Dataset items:
— begin —

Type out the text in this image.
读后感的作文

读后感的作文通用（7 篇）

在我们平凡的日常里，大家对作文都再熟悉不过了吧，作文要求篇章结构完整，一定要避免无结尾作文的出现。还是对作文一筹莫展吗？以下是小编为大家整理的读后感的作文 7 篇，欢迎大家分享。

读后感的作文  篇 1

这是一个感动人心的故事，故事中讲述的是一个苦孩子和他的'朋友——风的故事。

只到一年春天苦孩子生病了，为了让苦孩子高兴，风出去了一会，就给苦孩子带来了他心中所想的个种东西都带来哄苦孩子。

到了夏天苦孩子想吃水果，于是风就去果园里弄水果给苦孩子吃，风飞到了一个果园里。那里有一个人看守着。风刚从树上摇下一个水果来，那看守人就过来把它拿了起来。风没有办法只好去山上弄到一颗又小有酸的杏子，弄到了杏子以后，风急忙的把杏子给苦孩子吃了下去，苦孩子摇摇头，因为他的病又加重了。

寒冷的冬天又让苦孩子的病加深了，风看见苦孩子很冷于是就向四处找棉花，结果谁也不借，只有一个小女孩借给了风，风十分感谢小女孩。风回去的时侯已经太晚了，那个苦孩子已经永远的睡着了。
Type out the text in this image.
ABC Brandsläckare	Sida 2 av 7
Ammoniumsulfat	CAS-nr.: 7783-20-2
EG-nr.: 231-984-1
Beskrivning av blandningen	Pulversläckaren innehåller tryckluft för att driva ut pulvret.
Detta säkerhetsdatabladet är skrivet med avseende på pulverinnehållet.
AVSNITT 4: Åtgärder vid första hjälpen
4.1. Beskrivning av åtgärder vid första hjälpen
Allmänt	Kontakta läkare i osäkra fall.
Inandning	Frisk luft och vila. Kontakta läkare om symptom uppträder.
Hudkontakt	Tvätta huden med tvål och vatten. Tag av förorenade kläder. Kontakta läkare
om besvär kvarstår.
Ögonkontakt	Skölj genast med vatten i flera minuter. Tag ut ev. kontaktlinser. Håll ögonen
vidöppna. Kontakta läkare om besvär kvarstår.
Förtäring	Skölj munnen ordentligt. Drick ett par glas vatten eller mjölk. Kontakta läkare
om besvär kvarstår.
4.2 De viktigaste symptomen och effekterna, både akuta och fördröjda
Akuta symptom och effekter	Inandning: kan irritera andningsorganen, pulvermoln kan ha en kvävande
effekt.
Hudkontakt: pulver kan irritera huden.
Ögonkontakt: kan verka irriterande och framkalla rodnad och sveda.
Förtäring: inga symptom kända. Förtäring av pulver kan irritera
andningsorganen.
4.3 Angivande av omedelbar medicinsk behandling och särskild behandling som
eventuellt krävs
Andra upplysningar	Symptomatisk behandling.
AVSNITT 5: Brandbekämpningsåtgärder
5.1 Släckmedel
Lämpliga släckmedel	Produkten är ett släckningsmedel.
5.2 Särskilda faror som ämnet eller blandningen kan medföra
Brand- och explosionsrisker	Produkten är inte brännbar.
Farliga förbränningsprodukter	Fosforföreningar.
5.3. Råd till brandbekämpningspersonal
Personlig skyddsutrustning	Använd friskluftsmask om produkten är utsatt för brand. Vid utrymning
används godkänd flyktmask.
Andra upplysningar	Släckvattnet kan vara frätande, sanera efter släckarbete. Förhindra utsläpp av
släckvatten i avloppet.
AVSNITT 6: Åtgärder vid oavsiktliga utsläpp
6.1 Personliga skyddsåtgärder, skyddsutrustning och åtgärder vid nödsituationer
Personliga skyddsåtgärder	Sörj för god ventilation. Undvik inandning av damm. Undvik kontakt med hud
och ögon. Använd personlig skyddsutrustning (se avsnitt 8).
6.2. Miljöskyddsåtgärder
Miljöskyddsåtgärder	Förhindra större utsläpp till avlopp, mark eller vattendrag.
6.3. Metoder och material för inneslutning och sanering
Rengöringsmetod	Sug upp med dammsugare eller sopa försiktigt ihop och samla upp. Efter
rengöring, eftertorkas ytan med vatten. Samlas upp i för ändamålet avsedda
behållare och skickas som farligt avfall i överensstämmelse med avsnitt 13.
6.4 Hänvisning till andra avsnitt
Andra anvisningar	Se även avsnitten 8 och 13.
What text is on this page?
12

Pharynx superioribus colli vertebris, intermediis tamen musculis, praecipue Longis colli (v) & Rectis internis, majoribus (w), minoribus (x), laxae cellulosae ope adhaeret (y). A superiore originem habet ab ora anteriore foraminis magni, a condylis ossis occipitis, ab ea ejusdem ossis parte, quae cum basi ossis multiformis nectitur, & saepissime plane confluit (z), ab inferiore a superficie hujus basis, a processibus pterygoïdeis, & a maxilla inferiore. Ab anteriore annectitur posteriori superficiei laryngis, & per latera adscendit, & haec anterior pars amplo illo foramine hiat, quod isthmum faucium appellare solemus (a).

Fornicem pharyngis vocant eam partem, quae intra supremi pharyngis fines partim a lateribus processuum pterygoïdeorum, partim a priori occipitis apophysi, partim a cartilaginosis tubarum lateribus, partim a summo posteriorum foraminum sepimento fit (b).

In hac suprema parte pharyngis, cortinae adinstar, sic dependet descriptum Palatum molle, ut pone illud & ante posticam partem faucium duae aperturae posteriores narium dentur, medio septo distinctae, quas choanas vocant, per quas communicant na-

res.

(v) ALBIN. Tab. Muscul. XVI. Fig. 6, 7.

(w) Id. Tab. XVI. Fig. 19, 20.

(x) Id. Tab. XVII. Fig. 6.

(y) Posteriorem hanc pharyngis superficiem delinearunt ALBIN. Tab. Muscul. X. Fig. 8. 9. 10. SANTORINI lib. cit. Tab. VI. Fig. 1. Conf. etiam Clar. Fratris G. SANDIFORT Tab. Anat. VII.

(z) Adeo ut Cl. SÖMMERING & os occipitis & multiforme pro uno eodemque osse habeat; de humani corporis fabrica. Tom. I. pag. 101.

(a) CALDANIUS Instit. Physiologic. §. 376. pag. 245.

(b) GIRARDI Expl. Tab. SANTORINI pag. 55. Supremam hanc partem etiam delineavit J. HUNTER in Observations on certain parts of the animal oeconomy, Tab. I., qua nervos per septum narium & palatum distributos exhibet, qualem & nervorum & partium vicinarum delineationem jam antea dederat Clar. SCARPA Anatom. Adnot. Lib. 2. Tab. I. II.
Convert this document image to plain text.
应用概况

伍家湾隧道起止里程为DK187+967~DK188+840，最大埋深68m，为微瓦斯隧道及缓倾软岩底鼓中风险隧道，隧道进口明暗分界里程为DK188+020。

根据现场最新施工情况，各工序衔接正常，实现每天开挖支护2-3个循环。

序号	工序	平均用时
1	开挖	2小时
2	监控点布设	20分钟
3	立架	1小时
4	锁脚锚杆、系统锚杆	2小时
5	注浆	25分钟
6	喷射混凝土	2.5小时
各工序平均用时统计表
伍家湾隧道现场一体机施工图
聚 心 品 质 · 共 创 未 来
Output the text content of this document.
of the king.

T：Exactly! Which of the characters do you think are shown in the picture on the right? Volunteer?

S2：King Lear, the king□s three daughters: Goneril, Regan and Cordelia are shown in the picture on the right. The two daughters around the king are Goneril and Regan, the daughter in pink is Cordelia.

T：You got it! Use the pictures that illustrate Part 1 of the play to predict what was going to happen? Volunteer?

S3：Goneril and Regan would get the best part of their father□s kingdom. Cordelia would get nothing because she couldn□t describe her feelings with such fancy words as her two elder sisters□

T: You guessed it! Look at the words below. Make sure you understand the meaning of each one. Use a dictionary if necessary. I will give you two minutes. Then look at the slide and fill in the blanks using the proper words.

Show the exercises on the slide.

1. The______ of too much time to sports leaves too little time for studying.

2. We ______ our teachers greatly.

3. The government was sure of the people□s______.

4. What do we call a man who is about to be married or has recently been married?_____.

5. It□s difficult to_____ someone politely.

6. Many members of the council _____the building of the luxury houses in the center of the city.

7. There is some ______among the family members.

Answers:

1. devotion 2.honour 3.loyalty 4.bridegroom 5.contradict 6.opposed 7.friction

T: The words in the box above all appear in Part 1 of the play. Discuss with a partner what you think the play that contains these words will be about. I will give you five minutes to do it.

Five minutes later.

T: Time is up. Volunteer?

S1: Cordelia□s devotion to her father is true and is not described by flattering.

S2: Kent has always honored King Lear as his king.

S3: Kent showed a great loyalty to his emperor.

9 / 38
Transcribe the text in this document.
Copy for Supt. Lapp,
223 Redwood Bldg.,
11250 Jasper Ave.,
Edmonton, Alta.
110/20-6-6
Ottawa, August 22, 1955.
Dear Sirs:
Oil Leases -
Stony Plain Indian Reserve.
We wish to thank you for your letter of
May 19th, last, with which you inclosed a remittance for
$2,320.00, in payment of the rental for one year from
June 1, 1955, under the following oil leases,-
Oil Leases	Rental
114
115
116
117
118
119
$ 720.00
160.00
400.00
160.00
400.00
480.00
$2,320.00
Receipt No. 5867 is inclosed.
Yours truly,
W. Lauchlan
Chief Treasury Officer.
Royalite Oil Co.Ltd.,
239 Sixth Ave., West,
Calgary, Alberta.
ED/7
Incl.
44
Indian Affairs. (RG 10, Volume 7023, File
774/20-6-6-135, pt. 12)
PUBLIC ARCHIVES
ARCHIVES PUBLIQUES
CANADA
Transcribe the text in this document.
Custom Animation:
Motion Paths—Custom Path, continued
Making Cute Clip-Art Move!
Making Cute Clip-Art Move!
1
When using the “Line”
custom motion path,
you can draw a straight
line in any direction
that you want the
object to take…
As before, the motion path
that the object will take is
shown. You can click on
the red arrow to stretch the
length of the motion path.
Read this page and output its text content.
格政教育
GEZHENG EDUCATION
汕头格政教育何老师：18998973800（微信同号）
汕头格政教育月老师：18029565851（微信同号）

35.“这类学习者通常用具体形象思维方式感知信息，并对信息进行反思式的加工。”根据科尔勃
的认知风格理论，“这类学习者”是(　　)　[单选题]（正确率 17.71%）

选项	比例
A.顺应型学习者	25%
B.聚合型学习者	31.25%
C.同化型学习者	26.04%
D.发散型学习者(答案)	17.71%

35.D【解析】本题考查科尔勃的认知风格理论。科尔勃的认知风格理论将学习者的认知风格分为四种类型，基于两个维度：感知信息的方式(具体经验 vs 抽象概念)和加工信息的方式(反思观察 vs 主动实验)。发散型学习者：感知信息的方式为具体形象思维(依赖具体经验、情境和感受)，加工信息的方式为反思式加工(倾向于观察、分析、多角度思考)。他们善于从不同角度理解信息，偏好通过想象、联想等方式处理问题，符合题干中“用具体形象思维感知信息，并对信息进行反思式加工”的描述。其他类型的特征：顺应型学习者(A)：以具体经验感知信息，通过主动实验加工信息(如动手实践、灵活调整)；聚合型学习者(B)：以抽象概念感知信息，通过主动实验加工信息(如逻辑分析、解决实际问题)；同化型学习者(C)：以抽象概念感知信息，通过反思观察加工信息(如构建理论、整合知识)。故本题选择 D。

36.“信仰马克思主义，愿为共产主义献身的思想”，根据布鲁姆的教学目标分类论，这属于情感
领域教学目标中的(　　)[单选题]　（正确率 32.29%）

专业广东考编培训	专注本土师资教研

— end —

## Written task
Go through the listing above and locate each line that holds the word "about". Copy those lines.

## Correct response
4. What do we call a man who is about to be married or has recently been married?_____.
T: The words in the box above all appear in Part 1 of the play. Discuss with a partner what you think the play that contains these words will be about. I will give you five minutes to do it.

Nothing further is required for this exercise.